(STATED TASK) Look below and pull out each line with the word "Vegetable".

┏━━

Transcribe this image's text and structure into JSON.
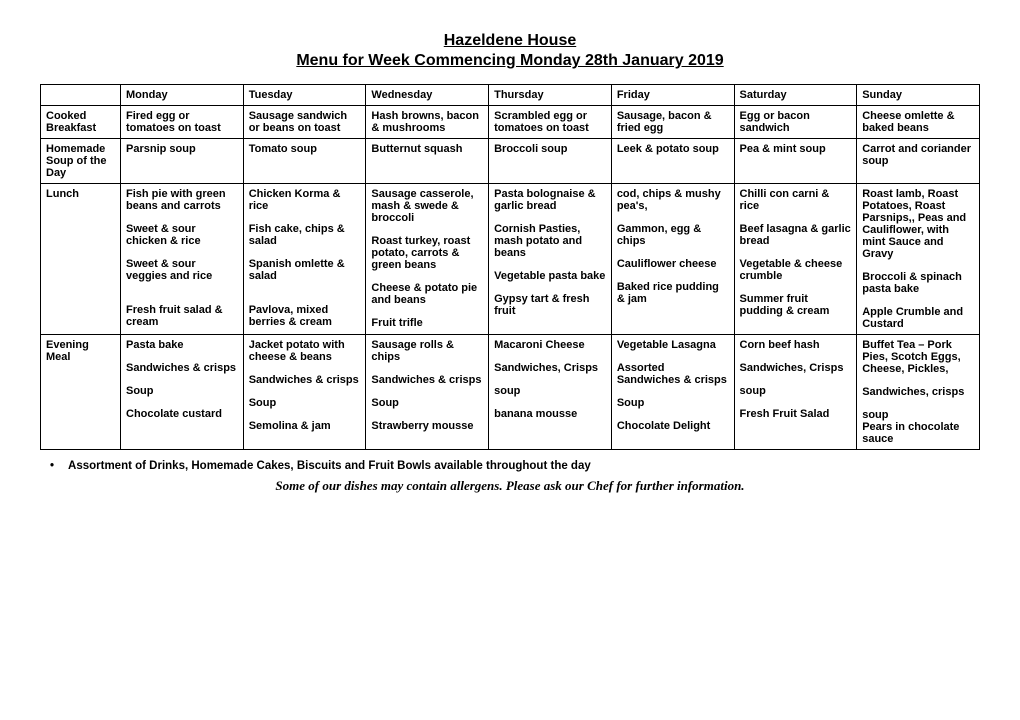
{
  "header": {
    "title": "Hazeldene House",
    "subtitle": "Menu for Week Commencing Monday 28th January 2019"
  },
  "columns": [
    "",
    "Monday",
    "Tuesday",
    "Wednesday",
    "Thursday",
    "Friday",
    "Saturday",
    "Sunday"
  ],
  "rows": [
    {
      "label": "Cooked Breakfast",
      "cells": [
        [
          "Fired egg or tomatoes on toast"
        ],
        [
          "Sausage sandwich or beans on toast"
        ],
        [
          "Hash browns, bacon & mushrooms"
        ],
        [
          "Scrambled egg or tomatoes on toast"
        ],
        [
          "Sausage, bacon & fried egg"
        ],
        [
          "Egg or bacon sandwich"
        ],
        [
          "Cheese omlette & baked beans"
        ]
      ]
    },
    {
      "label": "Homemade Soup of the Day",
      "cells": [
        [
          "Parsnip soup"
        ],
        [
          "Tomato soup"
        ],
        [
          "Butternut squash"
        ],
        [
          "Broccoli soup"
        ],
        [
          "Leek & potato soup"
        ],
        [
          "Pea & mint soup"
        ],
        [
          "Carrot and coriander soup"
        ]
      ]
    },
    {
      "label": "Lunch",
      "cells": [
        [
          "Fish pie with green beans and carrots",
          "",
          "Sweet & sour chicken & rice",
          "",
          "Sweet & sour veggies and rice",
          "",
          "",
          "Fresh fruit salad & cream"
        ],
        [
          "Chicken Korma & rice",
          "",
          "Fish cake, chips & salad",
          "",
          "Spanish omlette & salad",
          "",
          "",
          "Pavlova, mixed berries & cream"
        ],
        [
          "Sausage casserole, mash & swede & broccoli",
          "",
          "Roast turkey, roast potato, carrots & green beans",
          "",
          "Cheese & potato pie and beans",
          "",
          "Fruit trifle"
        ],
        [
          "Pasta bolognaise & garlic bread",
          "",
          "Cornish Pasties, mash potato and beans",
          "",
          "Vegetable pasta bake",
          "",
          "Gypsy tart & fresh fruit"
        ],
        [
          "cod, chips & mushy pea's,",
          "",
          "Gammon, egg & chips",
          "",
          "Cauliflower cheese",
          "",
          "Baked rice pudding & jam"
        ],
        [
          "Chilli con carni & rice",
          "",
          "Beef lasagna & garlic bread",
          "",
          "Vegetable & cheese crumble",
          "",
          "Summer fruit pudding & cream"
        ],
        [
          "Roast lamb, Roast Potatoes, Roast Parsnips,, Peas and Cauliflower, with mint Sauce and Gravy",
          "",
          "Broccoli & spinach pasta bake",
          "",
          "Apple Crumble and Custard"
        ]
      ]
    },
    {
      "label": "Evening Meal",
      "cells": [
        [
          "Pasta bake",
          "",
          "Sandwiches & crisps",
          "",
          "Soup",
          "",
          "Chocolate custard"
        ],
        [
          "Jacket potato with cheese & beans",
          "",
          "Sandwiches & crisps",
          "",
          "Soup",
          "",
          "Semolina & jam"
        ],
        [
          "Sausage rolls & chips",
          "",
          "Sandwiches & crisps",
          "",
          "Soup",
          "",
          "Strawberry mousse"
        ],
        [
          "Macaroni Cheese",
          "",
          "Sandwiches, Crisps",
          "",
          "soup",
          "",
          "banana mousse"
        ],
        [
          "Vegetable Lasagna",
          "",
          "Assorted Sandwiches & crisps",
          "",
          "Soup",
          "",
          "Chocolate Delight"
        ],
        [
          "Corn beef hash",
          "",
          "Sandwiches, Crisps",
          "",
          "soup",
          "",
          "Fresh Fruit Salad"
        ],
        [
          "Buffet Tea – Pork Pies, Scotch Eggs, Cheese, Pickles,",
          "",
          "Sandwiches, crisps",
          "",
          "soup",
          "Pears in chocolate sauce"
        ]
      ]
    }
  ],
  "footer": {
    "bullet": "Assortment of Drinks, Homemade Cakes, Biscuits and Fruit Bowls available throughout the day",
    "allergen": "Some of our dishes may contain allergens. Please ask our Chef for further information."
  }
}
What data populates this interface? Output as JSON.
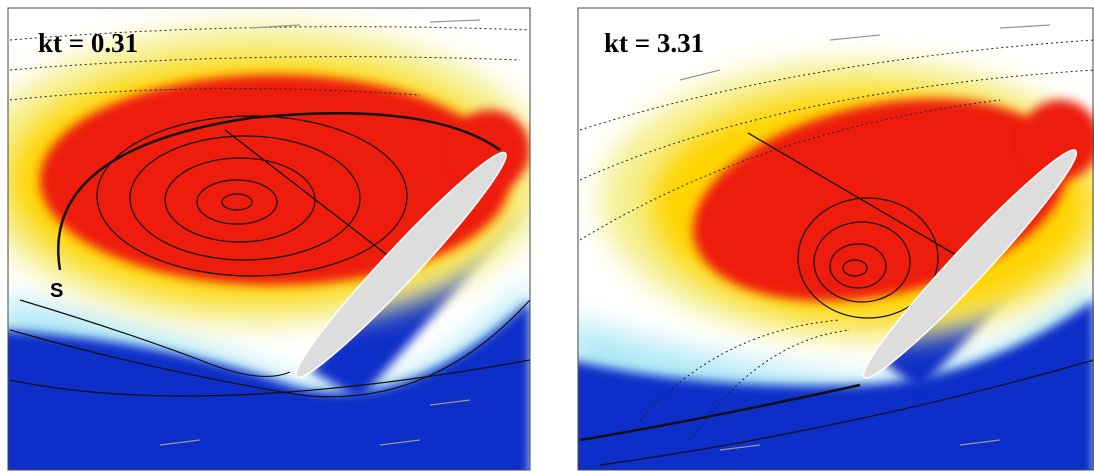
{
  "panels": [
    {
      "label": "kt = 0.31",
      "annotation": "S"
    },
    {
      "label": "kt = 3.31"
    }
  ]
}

┗━━
┏━━

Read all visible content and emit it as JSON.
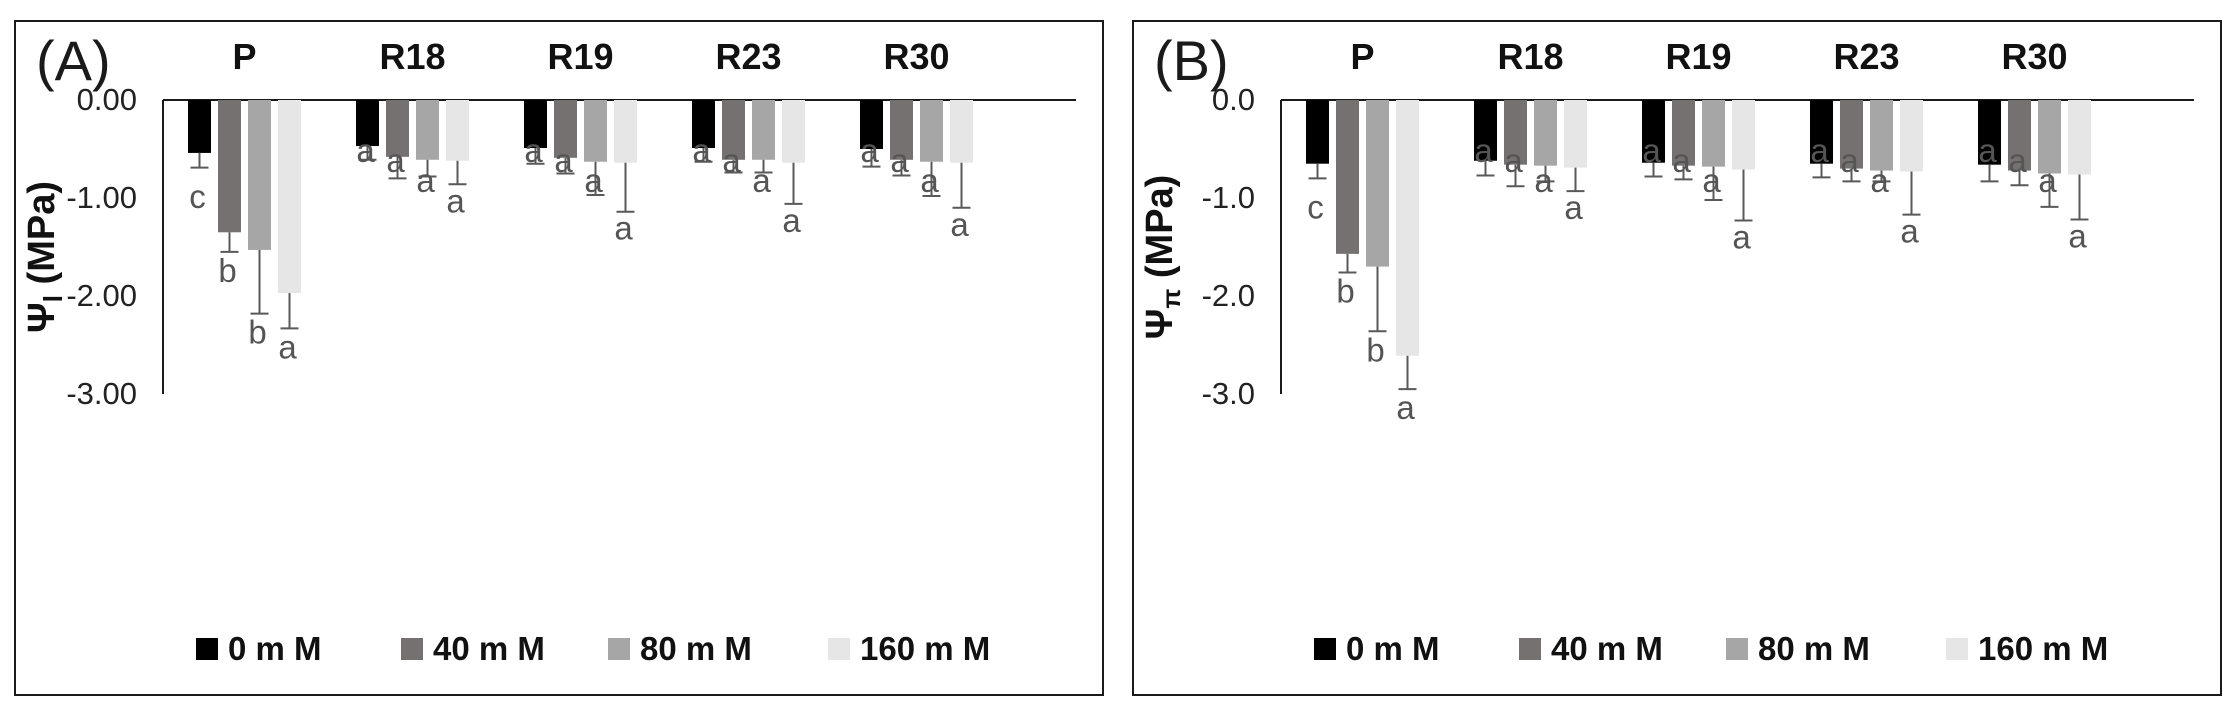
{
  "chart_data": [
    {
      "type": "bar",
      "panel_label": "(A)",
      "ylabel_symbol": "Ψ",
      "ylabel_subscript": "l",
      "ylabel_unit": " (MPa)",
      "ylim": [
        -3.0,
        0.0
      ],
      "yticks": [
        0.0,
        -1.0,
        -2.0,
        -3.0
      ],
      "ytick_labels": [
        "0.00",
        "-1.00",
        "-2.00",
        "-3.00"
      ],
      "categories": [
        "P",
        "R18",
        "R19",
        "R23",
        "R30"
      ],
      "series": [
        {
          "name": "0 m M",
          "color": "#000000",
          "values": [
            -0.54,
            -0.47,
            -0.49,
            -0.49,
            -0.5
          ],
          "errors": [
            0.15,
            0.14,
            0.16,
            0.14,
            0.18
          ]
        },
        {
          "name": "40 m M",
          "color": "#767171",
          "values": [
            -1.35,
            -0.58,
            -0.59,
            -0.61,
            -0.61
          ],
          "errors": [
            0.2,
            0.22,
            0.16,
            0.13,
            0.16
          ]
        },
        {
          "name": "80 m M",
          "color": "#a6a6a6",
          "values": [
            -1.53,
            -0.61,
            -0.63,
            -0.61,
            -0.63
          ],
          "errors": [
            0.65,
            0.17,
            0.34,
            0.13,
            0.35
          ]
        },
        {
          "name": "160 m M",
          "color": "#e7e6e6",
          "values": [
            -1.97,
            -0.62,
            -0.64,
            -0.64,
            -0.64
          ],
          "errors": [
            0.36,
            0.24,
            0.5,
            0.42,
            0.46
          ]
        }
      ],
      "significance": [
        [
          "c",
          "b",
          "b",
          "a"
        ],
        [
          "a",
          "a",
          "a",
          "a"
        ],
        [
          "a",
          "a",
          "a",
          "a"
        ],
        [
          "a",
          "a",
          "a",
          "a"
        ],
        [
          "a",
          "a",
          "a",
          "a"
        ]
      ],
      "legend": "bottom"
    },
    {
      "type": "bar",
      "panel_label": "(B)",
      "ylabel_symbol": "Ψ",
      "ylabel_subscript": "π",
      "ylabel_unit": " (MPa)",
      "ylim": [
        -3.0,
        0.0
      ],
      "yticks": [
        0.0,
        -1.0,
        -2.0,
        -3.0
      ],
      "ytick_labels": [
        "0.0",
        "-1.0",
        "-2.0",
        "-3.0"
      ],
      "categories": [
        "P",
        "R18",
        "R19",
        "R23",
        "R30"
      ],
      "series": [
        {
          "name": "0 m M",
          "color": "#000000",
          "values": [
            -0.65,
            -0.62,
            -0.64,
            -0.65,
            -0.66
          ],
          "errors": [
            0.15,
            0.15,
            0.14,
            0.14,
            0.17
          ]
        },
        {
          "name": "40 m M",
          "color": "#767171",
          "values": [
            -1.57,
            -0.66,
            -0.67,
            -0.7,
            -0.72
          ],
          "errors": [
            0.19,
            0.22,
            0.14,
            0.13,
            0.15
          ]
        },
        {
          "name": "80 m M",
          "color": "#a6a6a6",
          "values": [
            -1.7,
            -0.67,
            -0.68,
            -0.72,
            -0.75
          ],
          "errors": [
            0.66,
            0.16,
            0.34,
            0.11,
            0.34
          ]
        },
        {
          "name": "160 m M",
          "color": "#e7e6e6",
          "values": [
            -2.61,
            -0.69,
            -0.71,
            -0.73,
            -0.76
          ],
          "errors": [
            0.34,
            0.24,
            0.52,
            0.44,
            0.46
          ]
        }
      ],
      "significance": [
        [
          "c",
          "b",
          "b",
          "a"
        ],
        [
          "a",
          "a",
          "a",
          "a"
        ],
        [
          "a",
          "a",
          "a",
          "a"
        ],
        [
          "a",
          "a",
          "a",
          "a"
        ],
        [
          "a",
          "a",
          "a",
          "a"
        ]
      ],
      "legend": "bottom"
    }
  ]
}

┗━━

(EXERCISE RESPONSE)
          "Vegetable pasta bake",
          "Vegetable & cheese crumble",
          "Vegetable Lasagna",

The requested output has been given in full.